A block of data:

>>

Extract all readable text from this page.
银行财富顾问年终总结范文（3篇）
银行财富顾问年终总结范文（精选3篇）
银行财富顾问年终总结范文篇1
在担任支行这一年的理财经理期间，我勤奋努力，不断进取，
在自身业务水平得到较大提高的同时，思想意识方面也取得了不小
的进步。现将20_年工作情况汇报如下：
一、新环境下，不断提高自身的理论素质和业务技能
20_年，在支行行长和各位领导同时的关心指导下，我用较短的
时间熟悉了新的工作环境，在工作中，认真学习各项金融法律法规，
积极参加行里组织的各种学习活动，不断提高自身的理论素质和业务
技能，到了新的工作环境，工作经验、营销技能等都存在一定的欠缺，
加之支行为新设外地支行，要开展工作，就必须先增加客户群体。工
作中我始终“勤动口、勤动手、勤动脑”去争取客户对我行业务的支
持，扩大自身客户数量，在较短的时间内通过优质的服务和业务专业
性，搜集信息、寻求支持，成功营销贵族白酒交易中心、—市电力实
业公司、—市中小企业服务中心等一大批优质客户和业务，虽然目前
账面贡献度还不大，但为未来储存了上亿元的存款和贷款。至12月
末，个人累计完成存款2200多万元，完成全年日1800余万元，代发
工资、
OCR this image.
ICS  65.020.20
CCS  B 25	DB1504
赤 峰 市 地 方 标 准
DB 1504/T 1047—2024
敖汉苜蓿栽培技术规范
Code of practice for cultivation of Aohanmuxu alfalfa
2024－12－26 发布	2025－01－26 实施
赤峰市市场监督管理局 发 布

<<
>>

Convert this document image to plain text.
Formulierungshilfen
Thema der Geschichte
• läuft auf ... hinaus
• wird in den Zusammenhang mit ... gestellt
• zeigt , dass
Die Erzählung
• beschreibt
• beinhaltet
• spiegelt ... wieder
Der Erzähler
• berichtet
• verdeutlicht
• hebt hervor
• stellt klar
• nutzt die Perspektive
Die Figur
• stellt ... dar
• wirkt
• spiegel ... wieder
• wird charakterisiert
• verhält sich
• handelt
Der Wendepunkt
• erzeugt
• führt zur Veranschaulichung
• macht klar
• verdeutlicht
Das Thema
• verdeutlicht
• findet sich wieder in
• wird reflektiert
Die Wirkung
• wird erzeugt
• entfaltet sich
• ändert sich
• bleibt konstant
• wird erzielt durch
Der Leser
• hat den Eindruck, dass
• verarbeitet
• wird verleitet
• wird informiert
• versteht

<<

Your answer should be only a number: how many lines of the data above contain the string "image"?

▶ [Exercise answer]
2